*What is expected:*
Copy out the lines from the start of the entries through the line that contains "powered-prefix: powered by", inclusive, without changing anything.

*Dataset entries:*
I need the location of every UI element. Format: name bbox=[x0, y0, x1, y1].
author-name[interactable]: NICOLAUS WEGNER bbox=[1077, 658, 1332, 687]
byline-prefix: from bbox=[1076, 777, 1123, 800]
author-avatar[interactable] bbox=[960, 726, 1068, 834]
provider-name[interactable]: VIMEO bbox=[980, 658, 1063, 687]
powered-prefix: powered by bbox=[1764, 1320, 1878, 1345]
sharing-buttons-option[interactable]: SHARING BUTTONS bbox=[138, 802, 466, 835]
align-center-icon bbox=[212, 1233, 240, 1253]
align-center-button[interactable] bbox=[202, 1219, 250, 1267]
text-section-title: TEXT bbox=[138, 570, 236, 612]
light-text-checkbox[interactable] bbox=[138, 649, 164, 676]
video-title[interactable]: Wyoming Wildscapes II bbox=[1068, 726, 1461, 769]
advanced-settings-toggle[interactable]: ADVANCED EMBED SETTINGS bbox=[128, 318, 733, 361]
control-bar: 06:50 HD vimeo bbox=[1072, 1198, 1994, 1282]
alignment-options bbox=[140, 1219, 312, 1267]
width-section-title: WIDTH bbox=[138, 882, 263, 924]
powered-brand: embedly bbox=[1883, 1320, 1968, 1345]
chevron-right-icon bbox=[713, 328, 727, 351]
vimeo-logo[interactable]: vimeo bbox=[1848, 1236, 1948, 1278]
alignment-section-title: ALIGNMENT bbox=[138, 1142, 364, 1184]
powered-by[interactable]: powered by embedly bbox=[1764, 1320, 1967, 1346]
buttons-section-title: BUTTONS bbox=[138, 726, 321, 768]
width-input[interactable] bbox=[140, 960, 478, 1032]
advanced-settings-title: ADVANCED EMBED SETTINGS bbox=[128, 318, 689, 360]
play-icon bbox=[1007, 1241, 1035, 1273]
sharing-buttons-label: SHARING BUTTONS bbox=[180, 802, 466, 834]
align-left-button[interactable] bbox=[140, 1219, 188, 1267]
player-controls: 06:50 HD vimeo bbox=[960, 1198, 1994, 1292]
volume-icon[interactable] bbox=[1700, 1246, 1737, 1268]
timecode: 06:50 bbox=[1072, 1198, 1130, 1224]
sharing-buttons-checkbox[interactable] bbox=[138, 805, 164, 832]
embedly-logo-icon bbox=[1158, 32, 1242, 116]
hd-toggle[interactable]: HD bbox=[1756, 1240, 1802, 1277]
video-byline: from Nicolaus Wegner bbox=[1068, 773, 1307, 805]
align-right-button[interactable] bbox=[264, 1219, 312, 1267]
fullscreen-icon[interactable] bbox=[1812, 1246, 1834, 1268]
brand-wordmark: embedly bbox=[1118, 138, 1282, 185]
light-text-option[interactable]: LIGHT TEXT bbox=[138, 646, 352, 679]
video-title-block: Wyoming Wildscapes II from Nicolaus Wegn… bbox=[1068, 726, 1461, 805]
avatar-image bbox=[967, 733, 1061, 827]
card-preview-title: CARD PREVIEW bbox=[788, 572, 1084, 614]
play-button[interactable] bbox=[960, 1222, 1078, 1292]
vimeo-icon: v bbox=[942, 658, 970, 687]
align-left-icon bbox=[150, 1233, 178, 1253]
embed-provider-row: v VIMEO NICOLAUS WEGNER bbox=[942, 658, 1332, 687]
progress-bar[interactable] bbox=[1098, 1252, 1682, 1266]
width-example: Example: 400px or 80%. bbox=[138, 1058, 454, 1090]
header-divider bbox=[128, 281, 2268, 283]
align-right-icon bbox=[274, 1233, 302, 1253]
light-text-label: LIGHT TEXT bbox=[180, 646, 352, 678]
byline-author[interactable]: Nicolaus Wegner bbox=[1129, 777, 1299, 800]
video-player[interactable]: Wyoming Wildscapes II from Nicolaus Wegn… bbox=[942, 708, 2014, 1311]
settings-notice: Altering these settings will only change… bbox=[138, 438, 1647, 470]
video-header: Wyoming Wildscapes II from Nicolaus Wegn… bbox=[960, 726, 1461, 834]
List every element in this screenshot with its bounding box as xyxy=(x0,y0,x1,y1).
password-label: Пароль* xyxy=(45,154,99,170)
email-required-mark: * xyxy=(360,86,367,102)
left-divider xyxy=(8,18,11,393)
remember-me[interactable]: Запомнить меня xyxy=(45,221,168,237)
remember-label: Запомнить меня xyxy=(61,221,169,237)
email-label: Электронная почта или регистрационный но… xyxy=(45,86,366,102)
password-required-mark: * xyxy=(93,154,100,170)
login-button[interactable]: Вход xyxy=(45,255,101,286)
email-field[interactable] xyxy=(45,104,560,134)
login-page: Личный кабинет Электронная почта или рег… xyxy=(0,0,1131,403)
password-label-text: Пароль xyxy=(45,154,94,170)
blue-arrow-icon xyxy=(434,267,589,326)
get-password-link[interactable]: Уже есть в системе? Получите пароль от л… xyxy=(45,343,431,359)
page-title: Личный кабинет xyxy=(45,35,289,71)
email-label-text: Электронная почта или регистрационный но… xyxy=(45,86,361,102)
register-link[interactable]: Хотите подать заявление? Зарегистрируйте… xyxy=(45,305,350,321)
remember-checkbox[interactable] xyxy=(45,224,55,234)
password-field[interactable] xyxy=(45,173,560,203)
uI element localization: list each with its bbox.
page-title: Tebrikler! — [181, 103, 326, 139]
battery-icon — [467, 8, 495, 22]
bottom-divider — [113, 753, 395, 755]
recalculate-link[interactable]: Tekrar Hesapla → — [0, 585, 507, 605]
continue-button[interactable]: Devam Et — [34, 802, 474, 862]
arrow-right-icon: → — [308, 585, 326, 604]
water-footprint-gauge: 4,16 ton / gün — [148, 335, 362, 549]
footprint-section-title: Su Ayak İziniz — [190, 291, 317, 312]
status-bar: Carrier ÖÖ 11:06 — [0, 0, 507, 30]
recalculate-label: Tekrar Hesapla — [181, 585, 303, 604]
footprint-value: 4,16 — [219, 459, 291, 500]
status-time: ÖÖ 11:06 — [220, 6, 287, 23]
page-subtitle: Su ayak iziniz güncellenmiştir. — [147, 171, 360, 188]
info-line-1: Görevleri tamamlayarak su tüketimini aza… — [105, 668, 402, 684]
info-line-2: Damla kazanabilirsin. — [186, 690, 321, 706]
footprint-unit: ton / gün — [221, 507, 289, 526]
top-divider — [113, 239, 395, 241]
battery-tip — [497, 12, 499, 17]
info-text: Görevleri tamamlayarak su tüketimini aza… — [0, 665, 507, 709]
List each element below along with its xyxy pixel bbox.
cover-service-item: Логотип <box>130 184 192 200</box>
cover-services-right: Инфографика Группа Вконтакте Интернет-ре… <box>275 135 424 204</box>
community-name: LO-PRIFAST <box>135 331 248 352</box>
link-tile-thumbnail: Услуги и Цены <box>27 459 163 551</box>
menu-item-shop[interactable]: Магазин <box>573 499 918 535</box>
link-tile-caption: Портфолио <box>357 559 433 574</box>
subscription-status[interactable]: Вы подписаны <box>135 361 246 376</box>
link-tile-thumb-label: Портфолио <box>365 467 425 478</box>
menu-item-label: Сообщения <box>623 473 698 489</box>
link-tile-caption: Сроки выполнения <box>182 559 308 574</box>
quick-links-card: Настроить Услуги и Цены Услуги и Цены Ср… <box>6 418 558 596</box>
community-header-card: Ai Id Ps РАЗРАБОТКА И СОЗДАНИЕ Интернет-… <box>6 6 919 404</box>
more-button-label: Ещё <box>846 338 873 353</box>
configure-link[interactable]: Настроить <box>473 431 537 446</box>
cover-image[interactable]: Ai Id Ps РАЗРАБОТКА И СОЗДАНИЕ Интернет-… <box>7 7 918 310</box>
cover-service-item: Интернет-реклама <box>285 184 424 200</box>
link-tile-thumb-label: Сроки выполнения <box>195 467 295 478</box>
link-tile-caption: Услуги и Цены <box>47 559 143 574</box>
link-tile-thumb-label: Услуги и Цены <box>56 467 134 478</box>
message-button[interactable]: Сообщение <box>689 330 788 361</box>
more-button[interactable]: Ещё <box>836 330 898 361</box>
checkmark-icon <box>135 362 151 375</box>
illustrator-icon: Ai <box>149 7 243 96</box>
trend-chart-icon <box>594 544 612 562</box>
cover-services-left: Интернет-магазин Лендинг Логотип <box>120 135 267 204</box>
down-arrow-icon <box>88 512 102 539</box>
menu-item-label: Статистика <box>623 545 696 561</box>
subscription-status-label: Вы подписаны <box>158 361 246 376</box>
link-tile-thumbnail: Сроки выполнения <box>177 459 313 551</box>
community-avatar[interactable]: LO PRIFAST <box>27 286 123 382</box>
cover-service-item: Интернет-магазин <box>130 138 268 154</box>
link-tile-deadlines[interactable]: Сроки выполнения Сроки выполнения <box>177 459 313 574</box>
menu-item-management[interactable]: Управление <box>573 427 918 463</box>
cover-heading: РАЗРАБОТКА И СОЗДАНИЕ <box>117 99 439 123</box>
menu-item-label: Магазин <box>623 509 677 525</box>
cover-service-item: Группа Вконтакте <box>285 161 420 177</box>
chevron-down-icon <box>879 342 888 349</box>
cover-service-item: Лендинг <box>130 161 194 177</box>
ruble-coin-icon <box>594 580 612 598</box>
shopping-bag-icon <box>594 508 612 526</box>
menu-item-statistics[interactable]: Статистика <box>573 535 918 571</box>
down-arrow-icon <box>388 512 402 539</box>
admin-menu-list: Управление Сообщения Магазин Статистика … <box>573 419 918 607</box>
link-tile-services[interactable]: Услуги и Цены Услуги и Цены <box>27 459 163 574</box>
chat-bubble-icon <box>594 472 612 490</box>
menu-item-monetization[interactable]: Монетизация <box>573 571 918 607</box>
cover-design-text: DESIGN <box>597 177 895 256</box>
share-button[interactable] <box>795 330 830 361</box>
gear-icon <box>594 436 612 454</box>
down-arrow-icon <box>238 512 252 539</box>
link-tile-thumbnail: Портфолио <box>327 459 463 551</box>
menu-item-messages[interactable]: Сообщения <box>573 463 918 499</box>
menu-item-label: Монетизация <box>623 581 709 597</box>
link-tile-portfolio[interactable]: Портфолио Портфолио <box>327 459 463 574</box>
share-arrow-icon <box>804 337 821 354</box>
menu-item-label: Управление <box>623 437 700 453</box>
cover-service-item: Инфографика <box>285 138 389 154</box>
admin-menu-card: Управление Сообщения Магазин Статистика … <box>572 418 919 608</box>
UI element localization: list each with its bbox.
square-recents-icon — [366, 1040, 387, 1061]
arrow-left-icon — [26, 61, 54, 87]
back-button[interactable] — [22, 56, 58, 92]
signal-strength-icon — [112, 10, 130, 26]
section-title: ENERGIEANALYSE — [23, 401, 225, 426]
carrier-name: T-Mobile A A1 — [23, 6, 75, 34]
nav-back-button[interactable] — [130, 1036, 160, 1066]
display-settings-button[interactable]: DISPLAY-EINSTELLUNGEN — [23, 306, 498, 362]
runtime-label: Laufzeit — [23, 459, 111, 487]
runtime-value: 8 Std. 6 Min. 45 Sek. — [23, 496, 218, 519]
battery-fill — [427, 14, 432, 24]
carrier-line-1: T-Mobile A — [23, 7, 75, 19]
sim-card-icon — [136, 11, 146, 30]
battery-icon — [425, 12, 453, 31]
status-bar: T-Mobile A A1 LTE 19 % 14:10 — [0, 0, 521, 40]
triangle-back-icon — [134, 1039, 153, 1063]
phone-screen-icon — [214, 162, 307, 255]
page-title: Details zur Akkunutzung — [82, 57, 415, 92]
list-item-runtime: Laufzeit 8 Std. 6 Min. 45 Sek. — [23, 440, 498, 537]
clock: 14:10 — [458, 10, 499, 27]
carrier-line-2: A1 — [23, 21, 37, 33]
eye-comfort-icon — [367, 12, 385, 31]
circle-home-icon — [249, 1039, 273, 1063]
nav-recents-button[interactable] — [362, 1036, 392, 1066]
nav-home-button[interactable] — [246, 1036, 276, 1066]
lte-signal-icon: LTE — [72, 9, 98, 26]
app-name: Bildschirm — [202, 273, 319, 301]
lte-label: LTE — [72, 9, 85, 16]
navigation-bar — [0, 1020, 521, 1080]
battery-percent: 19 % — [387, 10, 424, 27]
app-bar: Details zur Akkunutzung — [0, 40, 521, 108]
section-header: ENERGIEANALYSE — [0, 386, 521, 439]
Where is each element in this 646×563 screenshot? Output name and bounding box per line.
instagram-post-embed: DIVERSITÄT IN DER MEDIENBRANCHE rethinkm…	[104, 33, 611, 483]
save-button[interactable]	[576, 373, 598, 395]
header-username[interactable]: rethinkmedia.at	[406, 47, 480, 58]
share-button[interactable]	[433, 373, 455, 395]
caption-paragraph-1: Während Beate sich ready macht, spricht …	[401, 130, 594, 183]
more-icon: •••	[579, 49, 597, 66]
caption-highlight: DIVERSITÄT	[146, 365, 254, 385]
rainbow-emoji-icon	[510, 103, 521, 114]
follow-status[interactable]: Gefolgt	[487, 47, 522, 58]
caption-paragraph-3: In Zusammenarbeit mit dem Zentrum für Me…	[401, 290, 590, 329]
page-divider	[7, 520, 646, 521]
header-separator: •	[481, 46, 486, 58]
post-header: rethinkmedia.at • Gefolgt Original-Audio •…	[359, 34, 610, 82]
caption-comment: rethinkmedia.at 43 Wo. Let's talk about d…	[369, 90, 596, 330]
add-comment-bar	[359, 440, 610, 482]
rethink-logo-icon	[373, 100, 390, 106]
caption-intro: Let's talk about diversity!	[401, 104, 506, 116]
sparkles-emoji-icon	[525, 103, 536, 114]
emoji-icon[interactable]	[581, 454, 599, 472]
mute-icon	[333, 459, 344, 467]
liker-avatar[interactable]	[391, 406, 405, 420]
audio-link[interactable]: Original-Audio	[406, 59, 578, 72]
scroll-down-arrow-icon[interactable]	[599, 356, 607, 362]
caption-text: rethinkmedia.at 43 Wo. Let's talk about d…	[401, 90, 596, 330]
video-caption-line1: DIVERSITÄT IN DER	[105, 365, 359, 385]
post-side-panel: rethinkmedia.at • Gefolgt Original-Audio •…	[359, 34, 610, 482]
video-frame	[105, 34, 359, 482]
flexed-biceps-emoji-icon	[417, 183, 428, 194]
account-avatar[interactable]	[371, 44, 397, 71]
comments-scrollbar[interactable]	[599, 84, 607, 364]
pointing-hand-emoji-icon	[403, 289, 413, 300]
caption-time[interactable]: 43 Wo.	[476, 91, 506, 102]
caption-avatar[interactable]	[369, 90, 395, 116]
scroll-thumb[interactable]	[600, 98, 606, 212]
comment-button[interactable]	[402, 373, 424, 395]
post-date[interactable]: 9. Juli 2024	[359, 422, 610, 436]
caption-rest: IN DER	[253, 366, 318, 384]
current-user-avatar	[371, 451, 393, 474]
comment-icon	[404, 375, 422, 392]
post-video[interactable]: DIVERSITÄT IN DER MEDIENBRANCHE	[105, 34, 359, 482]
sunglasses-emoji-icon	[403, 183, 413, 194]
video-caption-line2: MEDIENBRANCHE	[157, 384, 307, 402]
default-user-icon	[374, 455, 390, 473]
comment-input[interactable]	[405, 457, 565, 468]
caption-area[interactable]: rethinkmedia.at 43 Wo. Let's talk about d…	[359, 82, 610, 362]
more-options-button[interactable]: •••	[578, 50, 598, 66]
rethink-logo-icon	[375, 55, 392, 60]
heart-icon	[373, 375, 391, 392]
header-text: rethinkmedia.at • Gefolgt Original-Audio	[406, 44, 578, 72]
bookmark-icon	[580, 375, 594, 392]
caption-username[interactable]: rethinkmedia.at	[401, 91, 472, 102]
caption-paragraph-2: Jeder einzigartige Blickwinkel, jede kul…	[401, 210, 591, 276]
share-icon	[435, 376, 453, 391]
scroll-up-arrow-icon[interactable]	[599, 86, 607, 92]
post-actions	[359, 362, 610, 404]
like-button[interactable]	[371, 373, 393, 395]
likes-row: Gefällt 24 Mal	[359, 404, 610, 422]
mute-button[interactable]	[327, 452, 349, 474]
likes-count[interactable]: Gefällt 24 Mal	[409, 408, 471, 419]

*Full answer:*
I need the location of every UI element. Format: name bbox=[x0, y0, x1, y1].
author-name[interactable]: NICOLAUS WEGNER bbox=[1077, 658, 1332, 687]
byline-prefix: from bbox=[1076, 777, 1123, 800]
author-avatar[interactable] bbox=[960, 726, 1068, 834]
provider-name[interactable]: VIMEO bbox=[980, 658, 1063, 687]
powered-prefix: powered by bbox=[1764, 1320, 1878, 1345]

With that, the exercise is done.